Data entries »

┌──

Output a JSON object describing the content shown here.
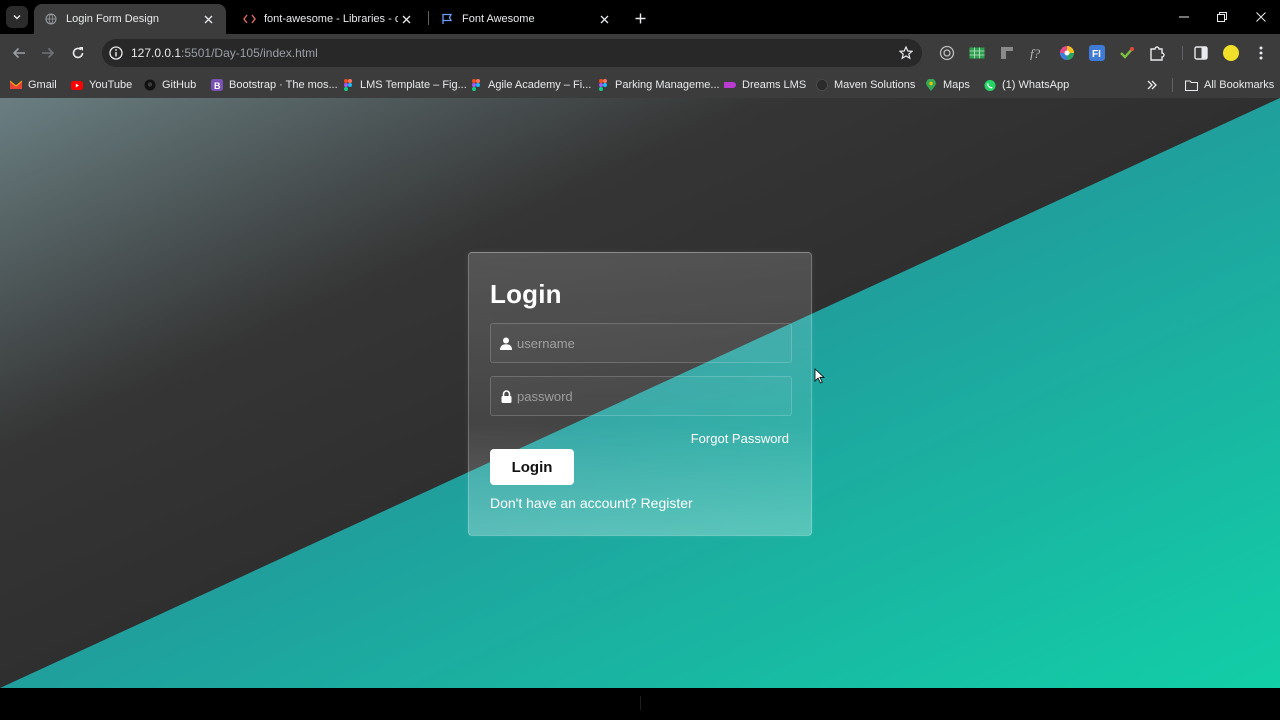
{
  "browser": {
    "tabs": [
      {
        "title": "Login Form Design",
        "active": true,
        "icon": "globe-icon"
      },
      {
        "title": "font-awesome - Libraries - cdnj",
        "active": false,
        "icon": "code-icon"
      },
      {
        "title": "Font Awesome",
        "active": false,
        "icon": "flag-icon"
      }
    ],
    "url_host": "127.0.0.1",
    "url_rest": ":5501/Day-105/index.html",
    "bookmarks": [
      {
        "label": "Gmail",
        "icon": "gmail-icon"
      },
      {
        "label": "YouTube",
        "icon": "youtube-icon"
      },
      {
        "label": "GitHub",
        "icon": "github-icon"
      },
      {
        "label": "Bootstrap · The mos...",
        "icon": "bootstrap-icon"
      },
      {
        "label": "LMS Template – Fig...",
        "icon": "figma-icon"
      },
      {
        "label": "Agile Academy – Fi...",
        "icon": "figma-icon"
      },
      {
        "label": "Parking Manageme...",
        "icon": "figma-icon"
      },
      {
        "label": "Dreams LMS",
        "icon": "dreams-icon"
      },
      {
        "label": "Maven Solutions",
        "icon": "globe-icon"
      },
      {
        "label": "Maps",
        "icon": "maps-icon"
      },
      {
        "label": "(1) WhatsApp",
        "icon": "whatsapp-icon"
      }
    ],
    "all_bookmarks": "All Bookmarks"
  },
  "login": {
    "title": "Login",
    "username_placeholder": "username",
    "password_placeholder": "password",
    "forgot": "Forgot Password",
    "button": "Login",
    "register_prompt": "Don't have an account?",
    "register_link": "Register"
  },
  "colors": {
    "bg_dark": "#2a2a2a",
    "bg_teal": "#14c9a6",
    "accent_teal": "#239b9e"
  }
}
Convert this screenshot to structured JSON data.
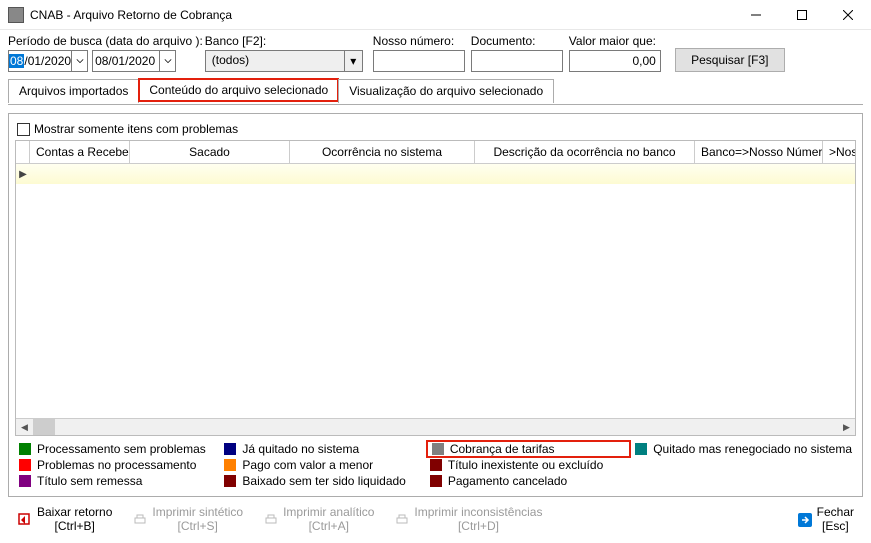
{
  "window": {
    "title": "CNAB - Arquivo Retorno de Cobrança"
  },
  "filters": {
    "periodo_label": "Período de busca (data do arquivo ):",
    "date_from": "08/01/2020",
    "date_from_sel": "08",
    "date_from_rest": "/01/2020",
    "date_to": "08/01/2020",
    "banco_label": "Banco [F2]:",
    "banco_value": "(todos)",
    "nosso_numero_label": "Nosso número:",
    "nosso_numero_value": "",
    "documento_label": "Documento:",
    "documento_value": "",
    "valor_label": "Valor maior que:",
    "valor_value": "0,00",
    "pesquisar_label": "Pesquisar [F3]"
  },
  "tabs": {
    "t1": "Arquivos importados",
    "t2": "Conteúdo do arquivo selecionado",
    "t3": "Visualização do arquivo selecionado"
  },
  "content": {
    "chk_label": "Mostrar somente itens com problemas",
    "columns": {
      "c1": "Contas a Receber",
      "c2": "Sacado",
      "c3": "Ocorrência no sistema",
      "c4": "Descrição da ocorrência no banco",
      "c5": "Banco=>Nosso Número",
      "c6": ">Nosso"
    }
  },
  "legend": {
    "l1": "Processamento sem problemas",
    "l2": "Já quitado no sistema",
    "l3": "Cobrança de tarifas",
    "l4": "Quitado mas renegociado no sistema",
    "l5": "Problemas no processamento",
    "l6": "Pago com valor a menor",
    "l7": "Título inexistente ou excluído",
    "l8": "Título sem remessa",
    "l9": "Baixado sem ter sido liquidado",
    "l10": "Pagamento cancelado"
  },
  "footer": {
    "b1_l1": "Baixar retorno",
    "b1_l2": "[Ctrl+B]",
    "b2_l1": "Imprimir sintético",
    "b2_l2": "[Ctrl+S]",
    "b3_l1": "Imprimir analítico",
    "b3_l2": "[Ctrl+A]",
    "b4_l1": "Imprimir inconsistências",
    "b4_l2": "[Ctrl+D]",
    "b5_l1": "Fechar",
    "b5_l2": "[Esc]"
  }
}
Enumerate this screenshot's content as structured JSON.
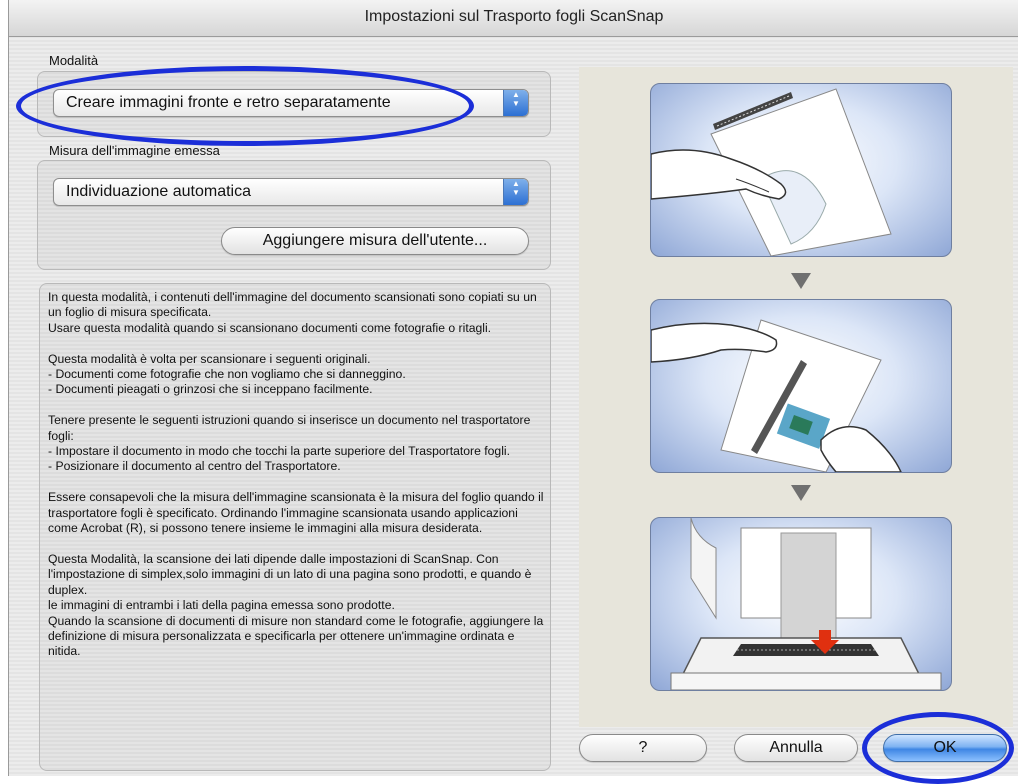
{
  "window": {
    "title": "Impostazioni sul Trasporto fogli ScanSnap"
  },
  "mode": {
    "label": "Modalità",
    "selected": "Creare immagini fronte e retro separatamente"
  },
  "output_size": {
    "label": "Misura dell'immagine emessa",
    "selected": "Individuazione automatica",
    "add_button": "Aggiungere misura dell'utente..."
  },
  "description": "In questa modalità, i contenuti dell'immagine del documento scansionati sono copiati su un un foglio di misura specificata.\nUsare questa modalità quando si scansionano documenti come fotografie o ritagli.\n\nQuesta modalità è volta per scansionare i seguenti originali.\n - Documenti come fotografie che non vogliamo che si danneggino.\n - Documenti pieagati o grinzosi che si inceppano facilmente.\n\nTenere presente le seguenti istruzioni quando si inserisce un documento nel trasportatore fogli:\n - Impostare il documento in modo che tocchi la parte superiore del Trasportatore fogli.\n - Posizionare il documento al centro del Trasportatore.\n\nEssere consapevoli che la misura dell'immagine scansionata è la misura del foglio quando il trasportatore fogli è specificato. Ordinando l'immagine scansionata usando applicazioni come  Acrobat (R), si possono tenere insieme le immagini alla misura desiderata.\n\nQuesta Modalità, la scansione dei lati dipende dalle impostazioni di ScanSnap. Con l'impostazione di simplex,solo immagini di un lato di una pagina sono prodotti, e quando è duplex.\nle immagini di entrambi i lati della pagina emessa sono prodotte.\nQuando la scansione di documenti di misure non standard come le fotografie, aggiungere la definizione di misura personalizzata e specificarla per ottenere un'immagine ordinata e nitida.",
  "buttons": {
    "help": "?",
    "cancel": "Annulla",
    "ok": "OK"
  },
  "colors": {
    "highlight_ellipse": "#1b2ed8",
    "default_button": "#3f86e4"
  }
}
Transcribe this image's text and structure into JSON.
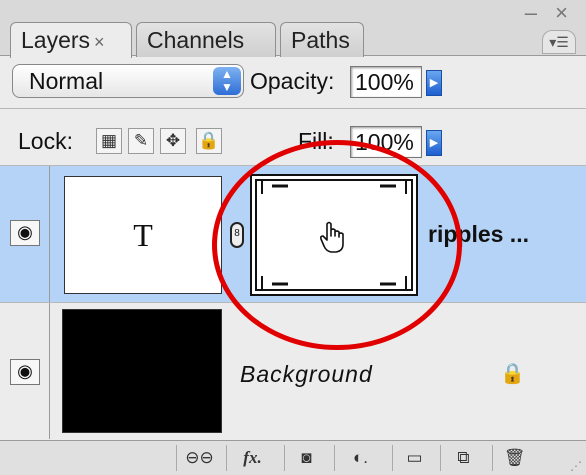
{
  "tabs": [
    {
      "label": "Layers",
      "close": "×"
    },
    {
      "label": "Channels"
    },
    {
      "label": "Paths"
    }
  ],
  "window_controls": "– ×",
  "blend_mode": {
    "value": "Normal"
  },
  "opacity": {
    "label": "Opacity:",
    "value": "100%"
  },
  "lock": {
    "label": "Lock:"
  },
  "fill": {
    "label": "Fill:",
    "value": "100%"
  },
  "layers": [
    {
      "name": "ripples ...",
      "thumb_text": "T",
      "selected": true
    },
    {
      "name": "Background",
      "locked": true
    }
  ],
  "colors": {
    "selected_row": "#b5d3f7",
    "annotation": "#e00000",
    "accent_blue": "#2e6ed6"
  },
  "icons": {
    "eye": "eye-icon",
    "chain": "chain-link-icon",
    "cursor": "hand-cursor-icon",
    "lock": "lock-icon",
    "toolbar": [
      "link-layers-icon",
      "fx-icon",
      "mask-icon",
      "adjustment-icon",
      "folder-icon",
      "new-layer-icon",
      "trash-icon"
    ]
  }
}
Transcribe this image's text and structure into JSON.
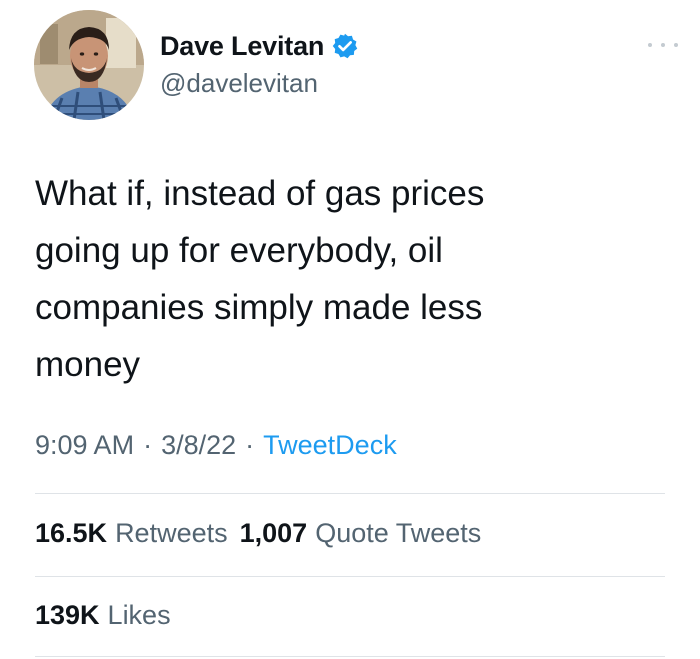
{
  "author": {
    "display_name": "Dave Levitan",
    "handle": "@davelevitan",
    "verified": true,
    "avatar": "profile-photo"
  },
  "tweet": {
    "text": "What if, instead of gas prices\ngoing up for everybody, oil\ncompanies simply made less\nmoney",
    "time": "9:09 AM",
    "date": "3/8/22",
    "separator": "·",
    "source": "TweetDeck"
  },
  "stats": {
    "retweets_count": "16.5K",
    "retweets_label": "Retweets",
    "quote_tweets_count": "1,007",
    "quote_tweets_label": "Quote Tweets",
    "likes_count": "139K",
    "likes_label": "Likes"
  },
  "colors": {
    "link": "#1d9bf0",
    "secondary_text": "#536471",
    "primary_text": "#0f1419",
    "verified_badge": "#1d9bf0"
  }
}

└──

Quote all the lines above exactly as given. Do not include the pictures.

Output a JSON object describing the content shown here.
{
  "browser": {
    "tabs": [
      {
        "title": "Login Form Design",
        "active": true,
        "icon": "globe-icon"
      },
      {
        "title": "font-awesome - Libraries - cdnj",
        "active": false,
        "icon": "code-icon"
      },
      {
        "title": "Font Awesome",
        "active": false,
        "icon": "flag-icon"
      }
    ],
    "url_host": "127.0.0.1",
    "url_rest": ":5501/Day-105/index.html",
    "bookmarks": [
      {
        "label": "Gmail",
        "icon": "gmail-icon"
      },
      {
        "label": "YouTube",
        "icon": "youtube-icon"
      },
      {
        "label": "GitHub",
        "icon": "github-icon"
      },
      {
        "label": "Bootstrap · The mos...",
        "icon": "bootstrap-icon"
      },
      {
        "label": "LMS Template – Fig...",
        "icon": "figma-icon"
      },
      {
        "label": "Agile Academy – Fi...",
        "icon": "figma-icon"
      },
      {
        "label": "Parking Manageme...",
        "icon": "figma-icon"
      },
      {
        "label": "Dreams LMS",
        "icon": "dreams-icon"
      },
      {
        "label": "Maven Solutions",
        "icon": "globe-icon"
      },
      {
        "label": "Maps",
        "icon": "maps-icon"
      },
      {
        "label": "(1) WhatsApp",
        "icon": "whatsapp-icon"
      }
    ],
    "all_bookmarks": "All Bookmarks"
  },
  "login": {
    "title": "Login",
    "username_placeholder": "username",
    "password_placeholder": "password",
    "forgot": "Forgot Password",
    "button": "Login",
    "register_prompt": "Don't have an account?",
    "register_link": "Register"
  },
  "colors": {
    "bg_dark": "#2a2a2a",
    "bg_teal": "#14c9a6",
    "accent_teal": "#239b9e"
  }
}
Convert this screenshot to structured JSON data.
{
  "window": {
    "title": "CNAB - Arquivo Retorno de Cobrança"
  },
  "filters": {
    "periodo_label": "Período de busca (data do arquivo ):",
    "date_from": "08/01/2020",
    "date_from_sel": "08",
    "date_from_rest": "/01/2020",
    "date_to": "08/01/2020",
    "banco_label": "Banco [F2]:",
    "banco_value": "(todos)",
    "nosso_numero_label": "Nosso número:",
    "nosso_numero_value": "",
    "documento_label": "Documento:",
    "documento_value": "",
    "valor_label": "Valor maior que:",
    "valor_value": "0,00",
    "pesquisar_label": "Pesquisar [F3]"
  },
  "tabs": {
    "t1": "Arquivos importados",
    "t2": "Conteúdo do arquivo selecionado",
    "t3": "Visualização do arquivo selecionado"
  },
  "content": {
    "chk_label": "Mostrar somente itens com problemas",
    "columns": {
      "c1": "Contas a Receber",
      "c2": "Sacado",
      "c3": "Ocorrência no sistema",
      "c4": "Descrição da ocorrência no banco",
      "c5": "Banco=>Nosso Número",
      "c6": ">Nosso"
    }
  },
  "legend": {
    "l1": "Processamento sem problemas",
    "l2": "Já quitado no sistema",
    "l3": "Cobrança de tarifas",
    "l4": "Quitado mas renegociado no sistema",
    "l5": "Problemas no processamento",
    "l6": "Pago com valor a menor",
    "l7": "Título inexistente ou excluído",
    "l8": "Título sem remessa",
    "l9": "Baixado sem ter sido liquidado",
    "l10": "Pagamento cancelado"
  },
  "footer": {
    "b1_l1": "Baixar retorno",
    "b1_l2": "[Ctrl+B]",
    "b2_l1": "Imprimir sintético",
    "b2_l2": "[Ctrl+S]",
    "b3_l1": "Imprimir analítico",
    "b3_l2": "[Ctrl+A]",
    "b4_l1": "Imprimir inconsistências",
    "b4_l2": "[Ctrl+D]",
    "b5_l1": "Fechar",
    "b5_l2": "[Esc]"
  }
}
Enumerate this screenshot's content as structured JSON.
{
  "window": {
    "title": "Impostazioni sul Trasporto fogli ScanSnap"
  },
  "mode": {
    "label": "Modalità",
    "selected": "Creare immagini fronte e retro separatamente"
  },
  "output_size": {
    "label": "Misura dell'immagine emessa",
    "selected": "Individuazione automatica",
    "add_button": "Aggiungere misura dell'utente..."
  },
  "description": "In questa modalità, i contenuti dell'immagine del documento scansionati sono copiati su un un foglio di misura specificata.\nUsare questa modalità quando si scansionano documenti come fotografie o ritagli.\n\nQuesta modalità è volta per scansionare i seguenti originali.\n - Documenti come fotografie che non vogliamo che si danneggino.\n - Documenti pieagati o grinzosi che si inceppano facilmente.\n\nTenere presente le seguenti istruzioni quando si inserisce un documento nel trasportatore fogli:\n - Impostare il documento in modo che tocchi la parte superiore del Trasportatore fogli.\n - Posizionare il documento al centro del Trasportatore.\n\nEssere consapevoli che la misura dell'immagine scansionata è la misura del foglio quando il trasportatore fogli è specificato. Ordinando l'immagine scansionata usando applicazioni come  Acrobat (R), si possono tenere insieme le immagini alla misura desiderata.\n\nQuesta Modalità, la scansione dei lati dipende dalle impostazioni di ScanSnap. Con l'impostazione di simplex,solo immagini di un lato di una pagina sono prodotti, e quando è duplex.\nle immagini di entrambi i lati della pagina emessa sono prodotte.\nQuando la scansione di documenti di misure non standard come le fotografie, aggiungere la definizione di misura personalizzata e specificarla per ottenere un'immagine ordinata e nitida.",
  "buttons": {
    "help": "?",
    "cancel": "Annulla",
    "ok": "OK"
  },
  "colors": {
    "highlight_ellipse": "#1b2ed8",
    "default_button": "#3f86e4"
  }
}
Transcribe this image's text and structure into JSON.
{
  "tabs": [
    {
      "label": "Layers",
      "close": "×"
    },
    {
      "label": "Channels"
    },
    {
      "label": "Paths"
    }
  ],
  "window_controls": "– ×",
  "blend_mode": {
    "value": "Normal"
  },
  "opacity": {
    "label": "Opacity:",
    "value": "100%"
  },
  "lock": {
    "label": "Lock:"
  },
  "fill": {
    "label": "Fill:",
    "value": "100%"
  },
  "layers": [
    {
      "name": "ripples ...",
      "thumb_text": "T",
      "selected": true
    },
    {
      "name": "Background",
      "locked": true
    }
  ],
  "colors": {
    "selected_row": "#b5d3f7",
    "annotation": "#e00000",
    "accent_blue": "#2e6ed6"
  },
  "icons": {
    "eye": "eye-icon",
    "chain": "chain-link-icon",
    "cursor": "hand-cursor-icon",
    "lock": "lock-icon",
    "toolbar": [
      "link-layers-icon",
      "fx-icon",
      "mask-icon",
      "adjustment-icon",
      "folder-icon",
      "new-layer-icon",
      "trash-icon"
    ]
  }
}
Transcribe this image's text and structure into JSON.
{
  "author": {
    "display_name": "Dave Levitan",
    "handle": "@davelevitan",
    "verified": true,
    "avatar": "profile-photo"
  },
  "tweet": {
    "text": "What if, instead of gas prices\ngoing up for everybody, oil\ncompanies simply made less\nmoney",
    "time": "9:09 AM",
    "date": "3/8/22",
    "separator": "·",
    "source": "TweetDeck"
  },
  "stats": {
    "retweets_count": "16.5K",
    "retweets_label": "Retweets",
    "quote_tweets_count": "1,007",
    "quote_tweets_label": "Quote Tweets",
    "likes_count": "139K",
    "likes_label": "Likes"
  },
  "colors": {
    "link": "#1d9bf0",
    "secondary_text": "#536471",
    "primary_text": "#0f1419",
    "verified_badge": "#1d9bf0"
  }
}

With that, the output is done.